• [Written instruction] Scan the records below. List lines holding "JSON".

• [Raw data]
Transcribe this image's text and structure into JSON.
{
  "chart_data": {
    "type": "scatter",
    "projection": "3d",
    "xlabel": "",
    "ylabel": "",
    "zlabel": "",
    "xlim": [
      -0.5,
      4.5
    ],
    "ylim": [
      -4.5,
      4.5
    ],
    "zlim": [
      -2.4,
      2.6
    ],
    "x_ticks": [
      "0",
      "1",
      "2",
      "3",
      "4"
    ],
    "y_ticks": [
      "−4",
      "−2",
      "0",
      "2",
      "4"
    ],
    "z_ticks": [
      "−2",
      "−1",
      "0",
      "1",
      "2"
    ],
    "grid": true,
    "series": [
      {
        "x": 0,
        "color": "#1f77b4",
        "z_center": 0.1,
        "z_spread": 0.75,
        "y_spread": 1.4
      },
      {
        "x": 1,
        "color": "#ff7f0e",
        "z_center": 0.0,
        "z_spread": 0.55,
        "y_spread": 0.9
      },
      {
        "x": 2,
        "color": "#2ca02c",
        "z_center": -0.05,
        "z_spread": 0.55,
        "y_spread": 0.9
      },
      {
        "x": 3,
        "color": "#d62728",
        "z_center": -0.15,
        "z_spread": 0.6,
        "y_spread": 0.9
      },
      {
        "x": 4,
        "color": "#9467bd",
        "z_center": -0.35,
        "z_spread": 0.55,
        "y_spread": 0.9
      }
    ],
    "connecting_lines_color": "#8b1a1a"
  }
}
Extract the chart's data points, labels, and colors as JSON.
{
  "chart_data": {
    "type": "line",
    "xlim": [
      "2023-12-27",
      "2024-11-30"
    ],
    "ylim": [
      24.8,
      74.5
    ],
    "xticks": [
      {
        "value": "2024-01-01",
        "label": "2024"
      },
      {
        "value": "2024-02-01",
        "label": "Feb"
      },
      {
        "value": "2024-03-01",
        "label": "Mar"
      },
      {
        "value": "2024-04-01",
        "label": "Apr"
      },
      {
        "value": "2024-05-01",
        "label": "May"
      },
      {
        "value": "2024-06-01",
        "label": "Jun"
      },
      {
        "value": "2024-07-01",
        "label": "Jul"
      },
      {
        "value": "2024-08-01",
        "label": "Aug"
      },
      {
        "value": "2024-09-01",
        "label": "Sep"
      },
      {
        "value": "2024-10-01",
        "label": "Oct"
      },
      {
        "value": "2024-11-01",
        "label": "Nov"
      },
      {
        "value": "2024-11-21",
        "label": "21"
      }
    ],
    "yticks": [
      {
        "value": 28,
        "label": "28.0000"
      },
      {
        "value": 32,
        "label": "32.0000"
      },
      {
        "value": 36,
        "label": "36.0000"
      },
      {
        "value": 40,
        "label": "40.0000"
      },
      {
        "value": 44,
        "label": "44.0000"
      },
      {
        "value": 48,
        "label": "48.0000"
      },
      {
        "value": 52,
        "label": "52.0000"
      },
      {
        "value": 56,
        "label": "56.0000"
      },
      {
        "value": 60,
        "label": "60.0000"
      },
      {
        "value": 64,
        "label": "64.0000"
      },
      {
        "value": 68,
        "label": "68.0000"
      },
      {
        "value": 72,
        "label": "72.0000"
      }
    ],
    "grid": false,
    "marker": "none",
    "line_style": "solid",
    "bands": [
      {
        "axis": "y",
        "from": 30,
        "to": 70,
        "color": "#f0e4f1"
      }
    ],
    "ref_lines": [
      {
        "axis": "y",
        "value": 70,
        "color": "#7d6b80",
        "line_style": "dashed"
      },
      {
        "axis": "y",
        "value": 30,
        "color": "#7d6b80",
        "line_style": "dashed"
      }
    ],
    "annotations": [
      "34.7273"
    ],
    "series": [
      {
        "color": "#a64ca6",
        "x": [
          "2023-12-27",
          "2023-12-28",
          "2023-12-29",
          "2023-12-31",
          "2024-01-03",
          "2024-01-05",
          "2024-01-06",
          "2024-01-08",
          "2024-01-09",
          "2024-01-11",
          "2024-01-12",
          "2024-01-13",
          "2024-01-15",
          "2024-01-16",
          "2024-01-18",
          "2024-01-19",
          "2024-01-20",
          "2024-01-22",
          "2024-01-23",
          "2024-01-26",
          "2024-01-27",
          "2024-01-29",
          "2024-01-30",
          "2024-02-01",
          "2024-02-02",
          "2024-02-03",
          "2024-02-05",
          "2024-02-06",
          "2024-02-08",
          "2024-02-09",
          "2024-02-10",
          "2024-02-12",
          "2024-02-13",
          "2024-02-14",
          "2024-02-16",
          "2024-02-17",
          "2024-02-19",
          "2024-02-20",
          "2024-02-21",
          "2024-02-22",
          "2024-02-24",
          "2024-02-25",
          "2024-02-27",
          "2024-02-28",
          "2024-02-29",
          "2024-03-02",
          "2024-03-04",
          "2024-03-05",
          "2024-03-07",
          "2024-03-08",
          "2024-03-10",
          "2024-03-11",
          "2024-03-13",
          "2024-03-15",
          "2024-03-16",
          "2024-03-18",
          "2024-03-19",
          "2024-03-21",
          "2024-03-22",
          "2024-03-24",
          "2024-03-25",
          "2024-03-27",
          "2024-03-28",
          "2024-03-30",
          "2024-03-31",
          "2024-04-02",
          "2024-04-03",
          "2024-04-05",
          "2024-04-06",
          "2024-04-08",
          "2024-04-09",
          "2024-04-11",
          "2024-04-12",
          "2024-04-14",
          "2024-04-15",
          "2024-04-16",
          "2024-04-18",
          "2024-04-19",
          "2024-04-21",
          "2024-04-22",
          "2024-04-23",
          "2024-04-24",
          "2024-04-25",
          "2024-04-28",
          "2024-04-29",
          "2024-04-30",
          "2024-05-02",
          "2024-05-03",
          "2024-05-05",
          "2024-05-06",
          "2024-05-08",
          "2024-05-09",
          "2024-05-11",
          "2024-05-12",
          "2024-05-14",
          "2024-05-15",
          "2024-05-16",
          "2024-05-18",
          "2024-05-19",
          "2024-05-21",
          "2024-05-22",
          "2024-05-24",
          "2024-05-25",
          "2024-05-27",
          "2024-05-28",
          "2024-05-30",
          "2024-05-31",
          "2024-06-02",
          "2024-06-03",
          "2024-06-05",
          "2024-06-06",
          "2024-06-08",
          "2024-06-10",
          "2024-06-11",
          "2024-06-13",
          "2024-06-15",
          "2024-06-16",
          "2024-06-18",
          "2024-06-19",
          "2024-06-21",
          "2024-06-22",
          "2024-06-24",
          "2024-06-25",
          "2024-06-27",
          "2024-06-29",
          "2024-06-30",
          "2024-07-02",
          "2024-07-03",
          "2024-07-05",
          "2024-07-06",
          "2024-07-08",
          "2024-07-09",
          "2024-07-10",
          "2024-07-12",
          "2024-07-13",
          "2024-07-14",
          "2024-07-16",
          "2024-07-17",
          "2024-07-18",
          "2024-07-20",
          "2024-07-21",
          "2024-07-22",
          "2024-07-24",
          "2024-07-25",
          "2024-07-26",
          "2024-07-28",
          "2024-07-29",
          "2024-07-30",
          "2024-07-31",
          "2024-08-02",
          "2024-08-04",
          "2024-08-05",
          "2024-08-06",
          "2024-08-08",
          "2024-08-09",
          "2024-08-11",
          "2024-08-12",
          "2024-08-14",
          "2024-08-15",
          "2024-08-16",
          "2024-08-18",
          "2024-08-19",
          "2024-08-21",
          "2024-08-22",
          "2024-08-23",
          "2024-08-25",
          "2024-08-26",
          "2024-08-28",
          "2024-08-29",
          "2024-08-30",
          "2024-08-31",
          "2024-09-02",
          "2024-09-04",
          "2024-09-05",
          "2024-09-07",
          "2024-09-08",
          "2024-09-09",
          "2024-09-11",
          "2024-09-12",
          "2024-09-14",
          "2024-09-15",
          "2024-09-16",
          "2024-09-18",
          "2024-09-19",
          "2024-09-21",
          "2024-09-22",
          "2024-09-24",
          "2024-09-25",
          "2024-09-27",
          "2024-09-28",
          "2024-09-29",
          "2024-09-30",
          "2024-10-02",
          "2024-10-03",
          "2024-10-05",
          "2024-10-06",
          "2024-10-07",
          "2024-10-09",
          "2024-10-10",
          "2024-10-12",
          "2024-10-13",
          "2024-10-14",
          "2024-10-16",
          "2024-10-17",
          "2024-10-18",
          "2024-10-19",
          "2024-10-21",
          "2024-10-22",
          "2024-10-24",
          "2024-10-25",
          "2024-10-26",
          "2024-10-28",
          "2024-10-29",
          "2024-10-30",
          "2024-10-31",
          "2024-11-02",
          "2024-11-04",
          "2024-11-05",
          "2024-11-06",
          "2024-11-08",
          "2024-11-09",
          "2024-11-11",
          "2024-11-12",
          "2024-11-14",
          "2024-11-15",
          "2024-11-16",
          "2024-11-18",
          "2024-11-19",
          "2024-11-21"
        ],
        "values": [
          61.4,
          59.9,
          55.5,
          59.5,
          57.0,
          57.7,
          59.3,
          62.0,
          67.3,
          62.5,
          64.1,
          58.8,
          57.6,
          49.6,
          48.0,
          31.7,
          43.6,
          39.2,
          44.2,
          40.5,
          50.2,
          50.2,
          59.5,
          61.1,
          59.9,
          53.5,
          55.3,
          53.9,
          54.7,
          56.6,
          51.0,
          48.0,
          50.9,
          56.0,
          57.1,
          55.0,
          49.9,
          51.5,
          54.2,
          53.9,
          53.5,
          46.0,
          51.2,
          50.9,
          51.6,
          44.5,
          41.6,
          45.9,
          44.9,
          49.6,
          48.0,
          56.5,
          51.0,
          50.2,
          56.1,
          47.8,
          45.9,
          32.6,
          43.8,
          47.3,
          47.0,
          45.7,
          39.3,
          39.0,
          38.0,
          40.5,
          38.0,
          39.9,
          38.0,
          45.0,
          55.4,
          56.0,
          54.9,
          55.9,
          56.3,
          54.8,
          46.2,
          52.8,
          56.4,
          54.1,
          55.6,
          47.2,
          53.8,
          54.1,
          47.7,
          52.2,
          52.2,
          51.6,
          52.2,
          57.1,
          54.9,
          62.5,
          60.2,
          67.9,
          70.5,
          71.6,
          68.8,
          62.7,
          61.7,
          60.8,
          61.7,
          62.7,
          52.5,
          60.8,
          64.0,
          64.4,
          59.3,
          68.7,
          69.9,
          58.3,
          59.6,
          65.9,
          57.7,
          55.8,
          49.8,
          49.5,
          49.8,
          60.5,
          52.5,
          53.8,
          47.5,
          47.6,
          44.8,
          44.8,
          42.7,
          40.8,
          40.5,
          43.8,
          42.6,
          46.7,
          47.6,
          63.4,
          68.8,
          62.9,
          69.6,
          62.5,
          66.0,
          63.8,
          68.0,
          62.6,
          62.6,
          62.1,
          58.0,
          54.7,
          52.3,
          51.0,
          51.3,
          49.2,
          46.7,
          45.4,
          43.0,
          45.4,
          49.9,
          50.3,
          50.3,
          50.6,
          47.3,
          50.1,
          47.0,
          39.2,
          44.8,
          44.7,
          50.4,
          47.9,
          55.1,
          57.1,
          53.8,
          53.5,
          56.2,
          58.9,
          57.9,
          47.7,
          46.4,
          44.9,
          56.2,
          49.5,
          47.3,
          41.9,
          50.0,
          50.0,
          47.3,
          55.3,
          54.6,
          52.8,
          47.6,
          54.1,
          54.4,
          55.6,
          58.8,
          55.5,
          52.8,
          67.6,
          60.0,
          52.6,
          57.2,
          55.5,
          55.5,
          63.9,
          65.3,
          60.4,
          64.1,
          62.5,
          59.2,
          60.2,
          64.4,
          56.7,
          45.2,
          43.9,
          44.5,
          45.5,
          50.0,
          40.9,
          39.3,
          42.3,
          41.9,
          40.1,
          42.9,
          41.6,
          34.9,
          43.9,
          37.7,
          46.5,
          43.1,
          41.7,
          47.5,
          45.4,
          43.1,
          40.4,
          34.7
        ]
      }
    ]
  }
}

• [Response to this exercise]
Transcribe this image's text and structure into JSON.
Extract the chart's data points, labels, and colors as JSON.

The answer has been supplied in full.